Copy each line below in which the string "Kungsleden" occurs.

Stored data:
** START **
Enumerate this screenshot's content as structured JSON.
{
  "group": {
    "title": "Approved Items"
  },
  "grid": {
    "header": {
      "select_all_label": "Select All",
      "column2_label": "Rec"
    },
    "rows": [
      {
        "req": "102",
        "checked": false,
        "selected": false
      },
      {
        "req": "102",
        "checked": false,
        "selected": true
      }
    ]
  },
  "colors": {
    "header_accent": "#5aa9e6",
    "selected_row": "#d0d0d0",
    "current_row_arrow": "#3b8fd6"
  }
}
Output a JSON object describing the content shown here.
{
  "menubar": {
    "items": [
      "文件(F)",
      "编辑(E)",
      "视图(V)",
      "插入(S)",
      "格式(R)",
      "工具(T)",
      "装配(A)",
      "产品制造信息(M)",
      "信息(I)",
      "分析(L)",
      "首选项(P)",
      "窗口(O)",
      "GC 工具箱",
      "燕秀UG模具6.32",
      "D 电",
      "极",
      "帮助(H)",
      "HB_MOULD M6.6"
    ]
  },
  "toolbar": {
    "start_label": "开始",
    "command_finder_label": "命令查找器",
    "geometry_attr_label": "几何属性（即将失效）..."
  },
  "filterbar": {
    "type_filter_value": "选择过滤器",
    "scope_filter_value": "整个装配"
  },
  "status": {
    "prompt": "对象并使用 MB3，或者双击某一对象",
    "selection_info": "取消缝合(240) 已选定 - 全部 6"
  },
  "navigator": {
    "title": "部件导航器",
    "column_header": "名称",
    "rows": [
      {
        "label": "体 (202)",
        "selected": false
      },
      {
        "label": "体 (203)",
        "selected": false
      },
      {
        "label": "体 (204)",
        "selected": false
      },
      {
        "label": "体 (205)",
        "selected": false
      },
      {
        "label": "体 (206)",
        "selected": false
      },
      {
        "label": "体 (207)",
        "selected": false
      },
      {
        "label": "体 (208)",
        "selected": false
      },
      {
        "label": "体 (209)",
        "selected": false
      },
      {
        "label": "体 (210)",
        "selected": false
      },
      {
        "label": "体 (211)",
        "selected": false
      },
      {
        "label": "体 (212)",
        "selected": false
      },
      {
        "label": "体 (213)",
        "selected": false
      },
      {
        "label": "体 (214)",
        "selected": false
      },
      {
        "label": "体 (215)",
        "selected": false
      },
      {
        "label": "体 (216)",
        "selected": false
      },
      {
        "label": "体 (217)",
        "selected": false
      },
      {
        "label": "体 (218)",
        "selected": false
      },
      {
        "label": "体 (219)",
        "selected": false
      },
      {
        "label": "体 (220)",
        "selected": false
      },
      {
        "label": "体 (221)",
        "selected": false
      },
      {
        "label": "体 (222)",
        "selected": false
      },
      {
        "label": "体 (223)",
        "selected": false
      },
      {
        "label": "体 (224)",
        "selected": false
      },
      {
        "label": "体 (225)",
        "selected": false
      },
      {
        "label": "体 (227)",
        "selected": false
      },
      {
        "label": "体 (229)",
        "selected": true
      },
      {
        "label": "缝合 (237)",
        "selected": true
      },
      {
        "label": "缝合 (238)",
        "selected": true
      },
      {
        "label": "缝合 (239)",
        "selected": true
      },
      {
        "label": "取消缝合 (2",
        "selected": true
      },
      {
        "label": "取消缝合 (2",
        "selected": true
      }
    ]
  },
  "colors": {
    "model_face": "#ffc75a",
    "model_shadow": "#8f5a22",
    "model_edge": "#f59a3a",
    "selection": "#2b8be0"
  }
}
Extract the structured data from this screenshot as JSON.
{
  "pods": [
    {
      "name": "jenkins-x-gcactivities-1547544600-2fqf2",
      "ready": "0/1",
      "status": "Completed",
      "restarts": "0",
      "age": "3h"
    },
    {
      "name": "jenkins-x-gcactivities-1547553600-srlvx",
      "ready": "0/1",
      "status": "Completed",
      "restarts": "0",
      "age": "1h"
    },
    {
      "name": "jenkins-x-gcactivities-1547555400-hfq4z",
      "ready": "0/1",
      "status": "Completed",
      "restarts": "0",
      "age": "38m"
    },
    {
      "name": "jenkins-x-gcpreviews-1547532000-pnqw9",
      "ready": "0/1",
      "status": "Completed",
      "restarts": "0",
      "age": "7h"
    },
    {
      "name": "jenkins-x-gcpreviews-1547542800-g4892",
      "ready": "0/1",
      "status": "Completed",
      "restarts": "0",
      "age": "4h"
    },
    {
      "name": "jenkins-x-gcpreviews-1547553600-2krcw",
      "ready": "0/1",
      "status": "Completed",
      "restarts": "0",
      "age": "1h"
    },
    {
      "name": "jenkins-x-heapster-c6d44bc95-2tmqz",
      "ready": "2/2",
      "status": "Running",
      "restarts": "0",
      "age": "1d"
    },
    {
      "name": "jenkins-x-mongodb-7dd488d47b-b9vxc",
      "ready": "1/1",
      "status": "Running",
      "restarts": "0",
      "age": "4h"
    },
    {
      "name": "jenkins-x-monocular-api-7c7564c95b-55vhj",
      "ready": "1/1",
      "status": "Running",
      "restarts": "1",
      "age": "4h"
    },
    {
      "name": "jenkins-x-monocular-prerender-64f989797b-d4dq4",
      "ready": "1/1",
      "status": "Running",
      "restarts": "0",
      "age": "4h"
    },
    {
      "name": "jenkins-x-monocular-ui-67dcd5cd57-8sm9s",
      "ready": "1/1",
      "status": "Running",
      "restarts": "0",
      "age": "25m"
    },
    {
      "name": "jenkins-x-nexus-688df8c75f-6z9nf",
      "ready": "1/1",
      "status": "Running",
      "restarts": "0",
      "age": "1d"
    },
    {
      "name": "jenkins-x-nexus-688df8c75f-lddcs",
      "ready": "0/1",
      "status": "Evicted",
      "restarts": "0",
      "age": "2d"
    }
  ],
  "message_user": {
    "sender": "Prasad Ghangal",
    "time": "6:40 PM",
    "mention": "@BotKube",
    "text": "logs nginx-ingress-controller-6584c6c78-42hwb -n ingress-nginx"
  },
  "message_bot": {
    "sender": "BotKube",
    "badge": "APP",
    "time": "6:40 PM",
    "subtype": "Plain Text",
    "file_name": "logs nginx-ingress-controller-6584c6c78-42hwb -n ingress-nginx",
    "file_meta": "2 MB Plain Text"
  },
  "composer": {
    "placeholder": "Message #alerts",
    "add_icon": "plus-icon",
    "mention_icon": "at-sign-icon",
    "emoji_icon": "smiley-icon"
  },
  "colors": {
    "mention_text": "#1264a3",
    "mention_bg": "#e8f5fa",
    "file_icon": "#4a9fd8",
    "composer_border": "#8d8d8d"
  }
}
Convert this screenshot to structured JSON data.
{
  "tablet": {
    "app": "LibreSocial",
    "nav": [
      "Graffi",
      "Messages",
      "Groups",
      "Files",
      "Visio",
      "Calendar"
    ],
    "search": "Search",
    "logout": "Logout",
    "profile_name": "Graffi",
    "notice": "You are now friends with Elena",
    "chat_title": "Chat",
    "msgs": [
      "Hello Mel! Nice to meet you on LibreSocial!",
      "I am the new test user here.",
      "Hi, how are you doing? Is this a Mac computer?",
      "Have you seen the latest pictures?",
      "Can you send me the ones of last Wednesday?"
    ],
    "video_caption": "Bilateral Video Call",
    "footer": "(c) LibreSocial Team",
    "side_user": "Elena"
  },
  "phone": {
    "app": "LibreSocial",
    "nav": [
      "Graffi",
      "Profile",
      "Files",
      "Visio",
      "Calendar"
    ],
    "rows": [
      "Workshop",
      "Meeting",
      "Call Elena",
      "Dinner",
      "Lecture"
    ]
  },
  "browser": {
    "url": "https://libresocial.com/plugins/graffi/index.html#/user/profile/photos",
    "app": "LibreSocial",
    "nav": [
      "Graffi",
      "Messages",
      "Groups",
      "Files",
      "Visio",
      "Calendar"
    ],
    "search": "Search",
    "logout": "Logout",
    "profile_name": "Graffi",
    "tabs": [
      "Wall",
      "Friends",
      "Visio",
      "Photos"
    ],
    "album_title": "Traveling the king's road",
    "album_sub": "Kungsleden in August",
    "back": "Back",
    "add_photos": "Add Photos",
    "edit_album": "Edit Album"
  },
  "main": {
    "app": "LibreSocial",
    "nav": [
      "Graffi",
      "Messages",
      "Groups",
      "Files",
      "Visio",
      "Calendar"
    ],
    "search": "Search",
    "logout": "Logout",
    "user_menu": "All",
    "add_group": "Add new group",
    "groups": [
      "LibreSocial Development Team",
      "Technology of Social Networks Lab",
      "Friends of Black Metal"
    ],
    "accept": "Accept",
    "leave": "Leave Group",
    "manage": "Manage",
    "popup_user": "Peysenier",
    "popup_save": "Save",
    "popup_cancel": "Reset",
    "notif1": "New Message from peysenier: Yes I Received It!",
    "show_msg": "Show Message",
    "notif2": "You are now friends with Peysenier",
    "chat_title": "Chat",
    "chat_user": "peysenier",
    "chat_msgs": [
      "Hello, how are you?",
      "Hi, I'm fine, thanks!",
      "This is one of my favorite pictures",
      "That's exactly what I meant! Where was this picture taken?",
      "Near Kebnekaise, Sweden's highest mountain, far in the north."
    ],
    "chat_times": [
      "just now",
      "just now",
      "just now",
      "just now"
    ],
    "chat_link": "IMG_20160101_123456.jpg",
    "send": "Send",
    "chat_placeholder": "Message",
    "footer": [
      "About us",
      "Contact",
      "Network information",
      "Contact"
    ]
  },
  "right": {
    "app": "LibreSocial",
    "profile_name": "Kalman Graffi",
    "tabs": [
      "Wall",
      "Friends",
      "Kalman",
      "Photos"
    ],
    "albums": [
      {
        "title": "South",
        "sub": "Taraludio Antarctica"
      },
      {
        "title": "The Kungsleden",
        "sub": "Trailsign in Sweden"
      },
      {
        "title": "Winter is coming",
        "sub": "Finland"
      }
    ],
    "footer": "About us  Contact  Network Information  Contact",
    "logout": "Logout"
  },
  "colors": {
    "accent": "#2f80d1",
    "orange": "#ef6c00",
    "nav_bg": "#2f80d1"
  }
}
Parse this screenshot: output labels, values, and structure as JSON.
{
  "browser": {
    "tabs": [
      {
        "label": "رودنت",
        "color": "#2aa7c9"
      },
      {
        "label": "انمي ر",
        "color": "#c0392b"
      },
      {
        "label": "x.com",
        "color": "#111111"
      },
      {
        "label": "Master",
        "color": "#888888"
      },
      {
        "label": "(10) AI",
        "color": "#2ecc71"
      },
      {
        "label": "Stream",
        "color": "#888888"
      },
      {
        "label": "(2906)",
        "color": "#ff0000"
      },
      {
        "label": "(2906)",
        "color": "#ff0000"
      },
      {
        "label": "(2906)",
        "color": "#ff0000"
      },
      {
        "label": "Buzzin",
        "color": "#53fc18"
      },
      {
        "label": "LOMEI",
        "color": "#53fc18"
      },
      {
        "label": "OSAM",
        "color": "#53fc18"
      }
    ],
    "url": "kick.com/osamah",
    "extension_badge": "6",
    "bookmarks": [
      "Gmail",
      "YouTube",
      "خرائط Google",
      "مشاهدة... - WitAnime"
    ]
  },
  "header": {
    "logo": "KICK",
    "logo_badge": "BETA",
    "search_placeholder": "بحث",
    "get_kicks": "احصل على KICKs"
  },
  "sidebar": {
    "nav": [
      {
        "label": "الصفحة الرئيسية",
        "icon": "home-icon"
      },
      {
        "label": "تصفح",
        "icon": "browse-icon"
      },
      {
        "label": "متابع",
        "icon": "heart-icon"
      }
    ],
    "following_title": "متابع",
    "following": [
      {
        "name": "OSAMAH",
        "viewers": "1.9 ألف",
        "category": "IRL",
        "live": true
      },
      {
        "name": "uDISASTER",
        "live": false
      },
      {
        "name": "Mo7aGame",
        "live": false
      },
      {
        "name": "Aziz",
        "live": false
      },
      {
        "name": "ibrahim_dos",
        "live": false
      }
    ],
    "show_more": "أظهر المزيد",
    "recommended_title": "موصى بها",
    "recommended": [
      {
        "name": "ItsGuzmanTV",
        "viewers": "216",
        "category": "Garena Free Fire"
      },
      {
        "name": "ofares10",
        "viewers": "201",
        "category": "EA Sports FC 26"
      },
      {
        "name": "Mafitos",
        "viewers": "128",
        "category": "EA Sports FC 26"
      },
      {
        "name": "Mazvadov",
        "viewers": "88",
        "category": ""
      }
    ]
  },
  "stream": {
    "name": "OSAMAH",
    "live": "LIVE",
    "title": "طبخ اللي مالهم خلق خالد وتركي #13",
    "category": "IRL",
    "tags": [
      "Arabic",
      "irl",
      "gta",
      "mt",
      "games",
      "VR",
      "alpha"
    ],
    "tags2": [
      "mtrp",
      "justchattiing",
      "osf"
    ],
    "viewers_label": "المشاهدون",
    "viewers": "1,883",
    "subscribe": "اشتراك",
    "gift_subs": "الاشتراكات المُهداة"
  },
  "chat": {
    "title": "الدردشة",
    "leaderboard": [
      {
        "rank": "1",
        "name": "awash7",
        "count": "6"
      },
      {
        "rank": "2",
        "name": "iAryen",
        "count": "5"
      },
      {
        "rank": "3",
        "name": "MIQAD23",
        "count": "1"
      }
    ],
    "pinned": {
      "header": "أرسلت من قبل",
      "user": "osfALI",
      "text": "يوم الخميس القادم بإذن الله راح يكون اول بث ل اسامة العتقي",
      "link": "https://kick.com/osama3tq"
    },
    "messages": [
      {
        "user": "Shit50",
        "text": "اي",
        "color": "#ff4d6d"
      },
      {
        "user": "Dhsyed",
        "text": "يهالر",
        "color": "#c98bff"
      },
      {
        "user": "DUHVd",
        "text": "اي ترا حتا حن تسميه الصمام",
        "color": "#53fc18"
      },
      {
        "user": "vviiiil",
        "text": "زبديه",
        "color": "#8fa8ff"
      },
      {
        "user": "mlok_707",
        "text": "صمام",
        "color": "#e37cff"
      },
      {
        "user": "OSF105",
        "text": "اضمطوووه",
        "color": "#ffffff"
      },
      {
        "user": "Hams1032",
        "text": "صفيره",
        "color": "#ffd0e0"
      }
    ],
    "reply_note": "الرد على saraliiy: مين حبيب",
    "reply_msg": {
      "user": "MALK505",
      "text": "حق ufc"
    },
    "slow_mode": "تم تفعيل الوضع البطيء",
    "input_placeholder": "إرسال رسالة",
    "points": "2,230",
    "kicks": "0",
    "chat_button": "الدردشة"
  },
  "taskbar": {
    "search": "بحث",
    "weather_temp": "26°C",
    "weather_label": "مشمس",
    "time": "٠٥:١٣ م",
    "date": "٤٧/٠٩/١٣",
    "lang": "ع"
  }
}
** END **
**Solution**
    "album_sub": "Kungsleden in August",
        "title": "The Kungsleden",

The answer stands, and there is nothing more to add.